EXERCISE PROMPT: Every line below that contains "image" is to be copied.

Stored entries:
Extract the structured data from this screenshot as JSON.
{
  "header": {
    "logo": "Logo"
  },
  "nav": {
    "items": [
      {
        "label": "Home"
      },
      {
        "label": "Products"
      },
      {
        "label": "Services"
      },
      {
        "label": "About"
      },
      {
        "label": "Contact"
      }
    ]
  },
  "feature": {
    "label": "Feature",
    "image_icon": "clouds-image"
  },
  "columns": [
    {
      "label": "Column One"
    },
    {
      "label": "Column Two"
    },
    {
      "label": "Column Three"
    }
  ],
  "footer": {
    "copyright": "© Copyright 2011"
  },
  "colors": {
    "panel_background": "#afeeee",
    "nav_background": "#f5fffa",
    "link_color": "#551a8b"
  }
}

==

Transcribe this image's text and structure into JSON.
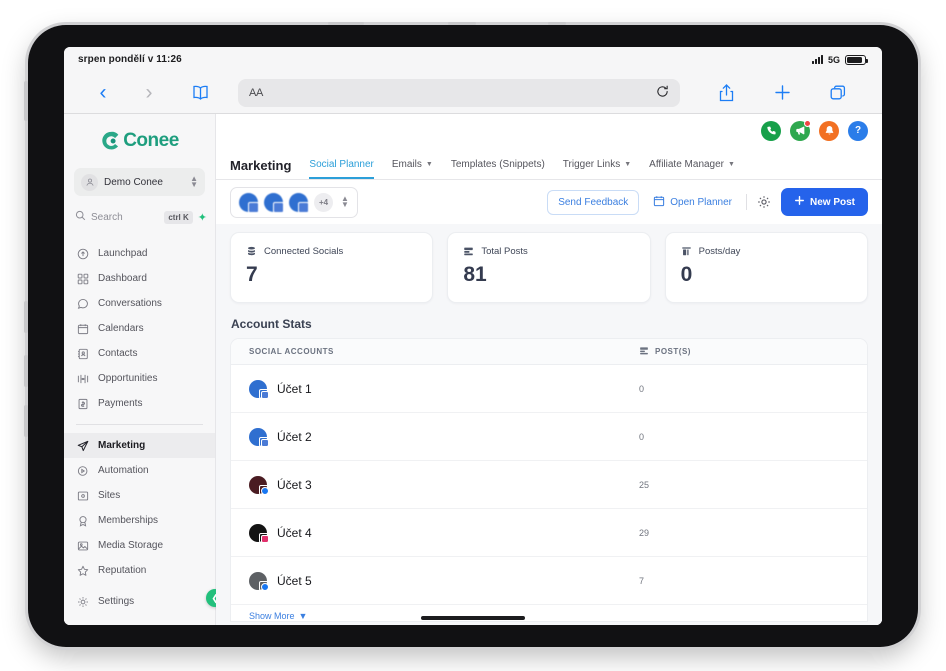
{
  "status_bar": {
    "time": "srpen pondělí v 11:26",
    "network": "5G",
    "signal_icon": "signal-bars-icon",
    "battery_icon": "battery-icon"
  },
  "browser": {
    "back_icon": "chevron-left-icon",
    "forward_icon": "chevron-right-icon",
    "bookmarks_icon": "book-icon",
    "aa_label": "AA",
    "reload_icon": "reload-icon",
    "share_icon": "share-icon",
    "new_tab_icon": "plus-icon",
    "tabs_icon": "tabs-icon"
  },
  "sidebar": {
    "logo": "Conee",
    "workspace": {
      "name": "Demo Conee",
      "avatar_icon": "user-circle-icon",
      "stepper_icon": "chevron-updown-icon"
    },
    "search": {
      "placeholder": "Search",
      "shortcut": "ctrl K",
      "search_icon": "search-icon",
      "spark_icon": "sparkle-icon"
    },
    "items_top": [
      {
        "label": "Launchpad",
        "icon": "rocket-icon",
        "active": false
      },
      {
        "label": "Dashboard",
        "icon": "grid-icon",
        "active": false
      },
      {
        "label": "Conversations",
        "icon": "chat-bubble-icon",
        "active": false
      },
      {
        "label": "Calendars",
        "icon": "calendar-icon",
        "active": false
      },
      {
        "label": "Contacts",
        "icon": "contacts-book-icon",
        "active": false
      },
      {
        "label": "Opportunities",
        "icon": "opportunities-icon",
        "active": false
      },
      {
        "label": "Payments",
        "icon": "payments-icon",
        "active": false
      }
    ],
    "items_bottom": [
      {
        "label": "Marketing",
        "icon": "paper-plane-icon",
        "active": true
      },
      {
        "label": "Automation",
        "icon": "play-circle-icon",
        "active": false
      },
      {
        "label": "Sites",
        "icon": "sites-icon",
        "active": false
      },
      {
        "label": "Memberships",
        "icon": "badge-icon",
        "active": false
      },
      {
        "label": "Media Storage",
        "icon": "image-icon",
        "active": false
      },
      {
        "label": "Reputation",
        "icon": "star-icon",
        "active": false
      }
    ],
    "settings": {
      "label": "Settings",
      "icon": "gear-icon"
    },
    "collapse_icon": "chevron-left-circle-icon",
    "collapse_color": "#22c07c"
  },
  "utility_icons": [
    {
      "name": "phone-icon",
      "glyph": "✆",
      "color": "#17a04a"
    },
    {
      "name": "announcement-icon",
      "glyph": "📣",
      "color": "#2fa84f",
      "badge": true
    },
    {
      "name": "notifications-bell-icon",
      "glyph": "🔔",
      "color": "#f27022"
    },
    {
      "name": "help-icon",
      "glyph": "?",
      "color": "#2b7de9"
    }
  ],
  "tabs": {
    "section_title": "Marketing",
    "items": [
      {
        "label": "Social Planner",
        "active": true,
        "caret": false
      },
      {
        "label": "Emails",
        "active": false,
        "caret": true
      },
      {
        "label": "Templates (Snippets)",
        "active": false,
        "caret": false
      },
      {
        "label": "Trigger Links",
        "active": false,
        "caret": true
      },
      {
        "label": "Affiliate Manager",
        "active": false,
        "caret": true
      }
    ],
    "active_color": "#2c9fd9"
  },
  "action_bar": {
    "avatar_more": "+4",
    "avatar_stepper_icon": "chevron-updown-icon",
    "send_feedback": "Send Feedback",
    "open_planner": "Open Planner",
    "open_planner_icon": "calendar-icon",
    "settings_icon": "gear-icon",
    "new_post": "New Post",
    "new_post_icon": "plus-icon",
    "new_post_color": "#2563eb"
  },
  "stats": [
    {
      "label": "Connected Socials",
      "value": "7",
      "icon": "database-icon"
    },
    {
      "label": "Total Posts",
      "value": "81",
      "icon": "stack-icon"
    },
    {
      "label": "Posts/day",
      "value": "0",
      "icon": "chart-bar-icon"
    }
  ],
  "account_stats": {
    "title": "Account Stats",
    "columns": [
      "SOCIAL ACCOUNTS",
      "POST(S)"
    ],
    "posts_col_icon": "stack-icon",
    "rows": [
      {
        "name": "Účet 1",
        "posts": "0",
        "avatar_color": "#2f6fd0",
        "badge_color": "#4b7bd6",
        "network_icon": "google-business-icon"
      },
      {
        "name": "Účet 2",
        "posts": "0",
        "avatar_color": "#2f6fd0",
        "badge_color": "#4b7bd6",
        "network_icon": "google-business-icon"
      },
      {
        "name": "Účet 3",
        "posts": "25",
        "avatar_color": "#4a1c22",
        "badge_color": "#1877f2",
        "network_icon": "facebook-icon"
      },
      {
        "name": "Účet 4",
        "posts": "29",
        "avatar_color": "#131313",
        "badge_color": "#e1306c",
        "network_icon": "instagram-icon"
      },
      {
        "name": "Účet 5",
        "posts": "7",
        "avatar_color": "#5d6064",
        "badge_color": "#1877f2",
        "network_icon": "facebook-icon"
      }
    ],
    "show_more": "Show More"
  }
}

SOLUTION:
    "image_icon": "clouds-image"
Transcribe this image's text and structure into JSON.
        "icon": "image-icon",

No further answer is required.